### What is being asked
Compile every line that includes the word "name".

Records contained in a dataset
┄┄┄┄┄┄┄┄┄┄┄┄┄┄┄┄┄┄┄┄

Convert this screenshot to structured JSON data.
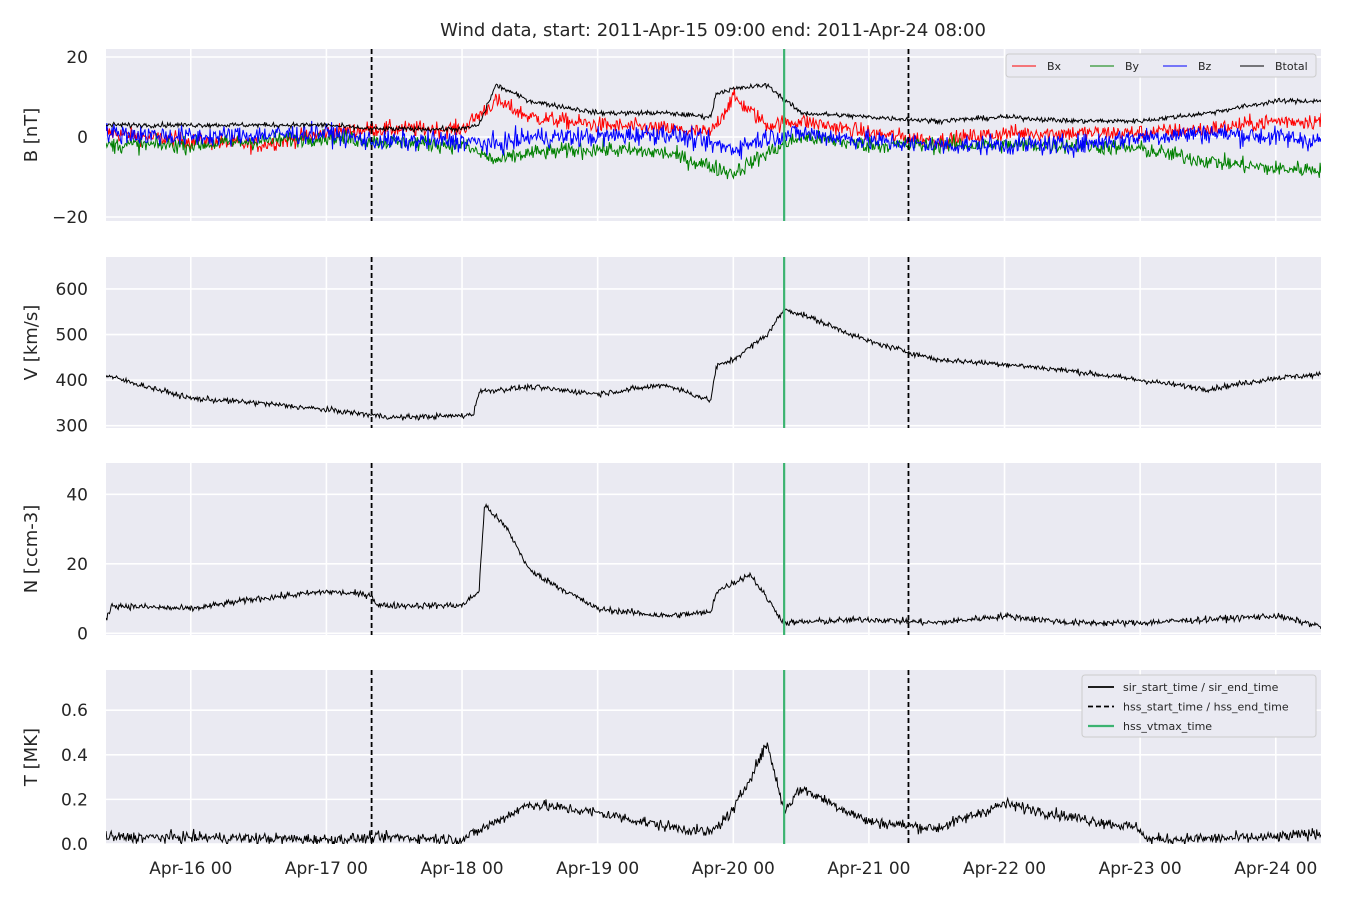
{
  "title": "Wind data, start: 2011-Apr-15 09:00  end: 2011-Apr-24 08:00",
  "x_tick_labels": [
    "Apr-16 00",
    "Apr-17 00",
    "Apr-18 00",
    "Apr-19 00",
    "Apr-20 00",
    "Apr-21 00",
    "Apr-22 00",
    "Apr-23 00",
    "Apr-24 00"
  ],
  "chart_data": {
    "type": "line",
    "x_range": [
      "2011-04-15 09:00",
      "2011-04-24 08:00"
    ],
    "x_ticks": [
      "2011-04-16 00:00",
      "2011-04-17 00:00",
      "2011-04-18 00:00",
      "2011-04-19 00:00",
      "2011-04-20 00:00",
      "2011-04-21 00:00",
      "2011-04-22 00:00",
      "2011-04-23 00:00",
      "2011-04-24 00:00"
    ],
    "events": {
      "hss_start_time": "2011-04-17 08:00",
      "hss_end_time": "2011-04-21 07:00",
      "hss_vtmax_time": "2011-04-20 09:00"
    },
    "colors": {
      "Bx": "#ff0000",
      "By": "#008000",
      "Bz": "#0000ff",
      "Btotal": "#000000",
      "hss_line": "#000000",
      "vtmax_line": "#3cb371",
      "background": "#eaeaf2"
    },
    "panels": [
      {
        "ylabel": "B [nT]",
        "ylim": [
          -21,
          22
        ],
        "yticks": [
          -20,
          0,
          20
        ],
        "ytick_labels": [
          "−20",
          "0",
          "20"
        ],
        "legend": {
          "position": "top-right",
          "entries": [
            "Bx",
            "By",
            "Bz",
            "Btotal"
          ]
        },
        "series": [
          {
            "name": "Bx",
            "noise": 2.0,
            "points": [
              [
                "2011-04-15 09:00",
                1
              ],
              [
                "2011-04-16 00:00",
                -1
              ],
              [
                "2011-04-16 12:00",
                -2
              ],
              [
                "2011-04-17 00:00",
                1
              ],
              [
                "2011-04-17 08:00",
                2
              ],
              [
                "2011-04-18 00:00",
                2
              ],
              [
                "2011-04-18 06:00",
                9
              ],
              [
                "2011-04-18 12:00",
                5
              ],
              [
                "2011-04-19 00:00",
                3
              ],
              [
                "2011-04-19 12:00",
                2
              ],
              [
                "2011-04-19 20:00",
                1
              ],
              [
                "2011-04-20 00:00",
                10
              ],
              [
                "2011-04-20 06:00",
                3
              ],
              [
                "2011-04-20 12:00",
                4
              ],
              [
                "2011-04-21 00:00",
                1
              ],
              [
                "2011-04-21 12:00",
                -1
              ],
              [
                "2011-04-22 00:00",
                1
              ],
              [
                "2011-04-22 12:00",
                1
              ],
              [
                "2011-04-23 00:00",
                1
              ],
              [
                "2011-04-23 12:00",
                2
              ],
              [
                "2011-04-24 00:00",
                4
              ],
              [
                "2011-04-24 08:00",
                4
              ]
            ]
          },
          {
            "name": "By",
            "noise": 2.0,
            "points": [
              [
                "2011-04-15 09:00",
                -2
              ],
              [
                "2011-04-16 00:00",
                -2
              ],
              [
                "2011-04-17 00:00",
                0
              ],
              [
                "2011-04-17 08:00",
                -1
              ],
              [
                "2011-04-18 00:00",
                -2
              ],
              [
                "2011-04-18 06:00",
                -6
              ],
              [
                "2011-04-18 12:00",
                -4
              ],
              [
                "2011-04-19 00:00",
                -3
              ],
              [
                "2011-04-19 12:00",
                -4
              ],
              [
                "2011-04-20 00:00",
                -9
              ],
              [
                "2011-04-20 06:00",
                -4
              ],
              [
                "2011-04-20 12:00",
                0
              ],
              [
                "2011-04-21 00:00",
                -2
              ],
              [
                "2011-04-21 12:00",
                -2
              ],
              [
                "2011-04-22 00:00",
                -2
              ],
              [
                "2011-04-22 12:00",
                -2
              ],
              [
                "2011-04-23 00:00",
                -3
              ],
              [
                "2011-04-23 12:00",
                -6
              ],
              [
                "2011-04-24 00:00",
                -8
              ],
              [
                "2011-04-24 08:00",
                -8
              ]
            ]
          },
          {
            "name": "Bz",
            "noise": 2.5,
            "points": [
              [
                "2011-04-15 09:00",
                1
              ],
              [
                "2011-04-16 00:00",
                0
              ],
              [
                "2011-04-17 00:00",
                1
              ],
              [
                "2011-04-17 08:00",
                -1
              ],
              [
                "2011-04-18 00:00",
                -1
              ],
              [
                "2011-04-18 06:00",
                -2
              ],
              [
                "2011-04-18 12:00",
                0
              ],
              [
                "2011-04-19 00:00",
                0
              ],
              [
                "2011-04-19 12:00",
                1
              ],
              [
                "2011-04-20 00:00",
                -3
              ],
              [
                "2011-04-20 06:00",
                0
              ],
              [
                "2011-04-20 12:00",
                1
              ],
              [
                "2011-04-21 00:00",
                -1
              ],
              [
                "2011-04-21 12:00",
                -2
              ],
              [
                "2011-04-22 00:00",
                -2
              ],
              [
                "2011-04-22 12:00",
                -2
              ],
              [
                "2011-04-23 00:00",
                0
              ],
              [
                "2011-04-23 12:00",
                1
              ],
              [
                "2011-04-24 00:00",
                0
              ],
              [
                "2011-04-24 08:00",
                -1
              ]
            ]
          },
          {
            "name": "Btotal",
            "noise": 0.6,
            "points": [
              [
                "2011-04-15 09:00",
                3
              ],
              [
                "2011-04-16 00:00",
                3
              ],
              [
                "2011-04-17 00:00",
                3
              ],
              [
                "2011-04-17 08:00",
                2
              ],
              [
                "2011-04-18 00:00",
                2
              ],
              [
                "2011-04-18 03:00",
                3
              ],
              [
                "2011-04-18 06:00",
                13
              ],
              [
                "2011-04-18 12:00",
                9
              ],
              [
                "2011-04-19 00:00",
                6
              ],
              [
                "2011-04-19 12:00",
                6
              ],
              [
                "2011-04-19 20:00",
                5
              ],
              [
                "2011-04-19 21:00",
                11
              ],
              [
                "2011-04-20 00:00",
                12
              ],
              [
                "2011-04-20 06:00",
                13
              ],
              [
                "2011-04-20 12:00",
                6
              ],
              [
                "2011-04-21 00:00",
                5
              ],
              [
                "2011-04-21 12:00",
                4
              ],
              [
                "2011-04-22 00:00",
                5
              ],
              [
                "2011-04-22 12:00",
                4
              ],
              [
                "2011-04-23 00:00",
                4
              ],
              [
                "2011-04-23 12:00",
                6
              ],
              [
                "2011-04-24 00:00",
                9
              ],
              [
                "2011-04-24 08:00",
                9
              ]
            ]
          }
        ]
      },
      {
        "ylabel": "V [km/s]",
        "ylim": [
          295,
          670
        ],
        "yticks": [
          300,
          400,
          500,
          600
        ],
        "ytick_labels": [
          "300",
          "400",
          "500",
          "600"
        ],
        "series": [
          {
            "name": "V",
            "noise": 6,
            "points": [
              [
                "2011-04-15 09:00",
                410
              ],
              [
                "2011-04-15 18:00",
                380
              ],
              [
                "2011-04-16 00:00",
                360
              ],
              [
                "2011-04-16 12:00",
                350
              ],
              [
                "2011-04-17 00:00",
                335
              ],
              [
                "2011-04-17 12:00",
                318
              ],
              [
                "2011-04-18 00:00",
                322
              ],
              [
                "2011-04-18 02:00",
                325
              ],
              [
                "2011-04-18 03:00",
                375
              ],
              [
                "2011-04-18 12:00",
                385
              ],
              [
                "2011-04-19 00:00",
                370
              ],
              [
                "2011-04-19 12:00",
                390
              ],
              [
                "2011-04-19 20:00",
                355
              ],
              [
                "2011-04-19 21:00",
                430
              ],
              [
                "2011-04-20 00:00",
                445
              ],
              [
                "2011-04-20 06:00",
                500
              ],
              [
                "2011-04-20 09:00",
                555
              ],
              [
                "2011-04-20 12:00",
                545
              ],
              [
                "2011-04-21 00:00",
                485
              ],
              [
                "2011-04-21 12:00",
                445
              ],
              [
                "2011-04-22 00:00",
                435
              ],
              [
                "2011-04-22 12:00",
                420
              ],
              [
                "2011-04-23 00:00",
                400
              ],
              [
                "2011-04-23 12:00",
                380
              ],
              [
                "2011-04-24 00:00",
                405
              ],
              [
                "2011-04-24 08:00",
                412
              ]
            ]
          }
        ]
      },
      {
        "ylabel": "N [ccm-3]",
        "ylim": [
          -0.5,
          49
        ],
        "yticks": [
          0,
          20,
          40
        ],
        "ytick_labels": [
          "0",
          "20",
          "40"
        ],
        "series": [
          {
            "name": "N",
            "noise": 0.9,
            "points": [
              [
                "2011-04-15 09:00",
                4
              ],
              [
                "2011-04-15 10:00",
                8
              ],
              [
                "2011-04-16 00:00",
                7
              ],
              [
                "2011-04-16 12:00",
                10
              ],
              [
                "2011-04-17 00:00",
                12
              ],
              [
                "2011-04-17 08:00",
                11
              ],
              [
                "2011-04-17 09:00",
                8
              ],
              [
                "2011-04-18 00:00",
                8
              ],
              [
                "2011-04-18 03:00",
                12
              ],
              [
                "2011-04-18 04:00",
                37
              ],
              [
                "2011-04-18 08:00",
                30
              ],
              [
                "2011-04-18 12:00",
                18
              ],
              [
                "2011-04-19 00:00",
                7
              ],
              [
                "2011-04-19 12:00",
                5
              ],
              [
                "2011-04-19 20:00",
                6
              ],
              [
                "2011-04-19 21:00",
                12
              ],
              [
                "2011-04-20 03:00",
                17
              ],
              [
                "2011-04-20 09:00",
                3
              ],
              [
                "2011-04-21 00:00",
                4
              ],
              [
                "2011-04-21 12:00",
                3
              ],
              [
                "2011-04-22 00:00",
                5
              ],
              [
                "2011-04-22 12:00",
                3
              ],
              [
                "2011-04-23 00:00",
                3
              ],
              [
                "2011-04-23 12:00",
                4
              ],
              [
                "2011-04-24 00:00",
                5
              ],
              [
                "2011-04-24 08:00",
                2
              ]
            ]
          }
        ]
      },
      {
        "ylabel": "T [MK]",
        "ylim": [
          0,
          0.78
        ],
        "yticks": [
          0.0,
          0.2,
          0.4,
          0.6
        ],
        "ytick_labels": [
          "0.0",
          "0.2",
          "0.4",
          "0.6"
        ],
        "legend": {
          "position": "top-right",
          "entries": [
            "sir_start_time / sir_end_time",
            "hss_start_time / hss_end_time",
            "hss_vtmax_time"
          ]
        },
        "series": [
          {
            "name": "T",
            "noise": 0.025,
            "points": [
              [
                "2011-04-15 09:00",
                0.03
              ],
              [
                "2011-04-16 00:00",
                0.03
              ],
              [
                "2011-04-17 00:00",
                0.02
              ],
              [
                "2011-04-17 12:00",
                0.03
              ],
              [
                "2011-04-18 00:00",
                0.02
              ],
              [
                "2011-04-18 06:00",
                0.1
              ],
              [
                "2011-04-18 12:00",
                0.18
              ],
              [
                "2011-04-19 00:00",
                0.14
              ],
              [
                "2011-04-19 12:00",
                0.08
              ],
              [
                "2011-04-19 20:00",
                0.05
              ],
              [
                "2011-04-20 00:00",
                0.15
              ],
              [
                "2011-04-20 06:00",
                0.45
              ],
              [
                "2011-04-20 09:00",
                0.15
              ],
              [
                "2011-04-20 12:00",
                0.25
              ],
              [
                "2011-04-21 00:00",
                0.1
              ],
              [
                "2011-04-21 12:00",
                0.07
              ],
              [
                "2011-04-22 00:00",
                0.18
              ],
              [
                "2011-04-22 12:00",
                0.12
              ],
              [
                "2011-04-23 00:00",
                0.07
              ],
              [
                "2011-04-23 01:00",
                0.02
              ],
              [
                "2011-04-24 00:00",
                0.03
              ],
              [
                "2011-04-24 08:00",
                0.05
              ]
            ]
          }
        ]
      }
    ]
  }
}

┄┄┄┄┄┄┄┄┄┄┄┄┄┄┄┄┄┄┄┄

### Output for this exercise
            "name": "Bx",
            "name": "By",
            "name": "Bz",
            "name": "Btotal",
            "name": "V",
            "name": "N",
            "name": "T",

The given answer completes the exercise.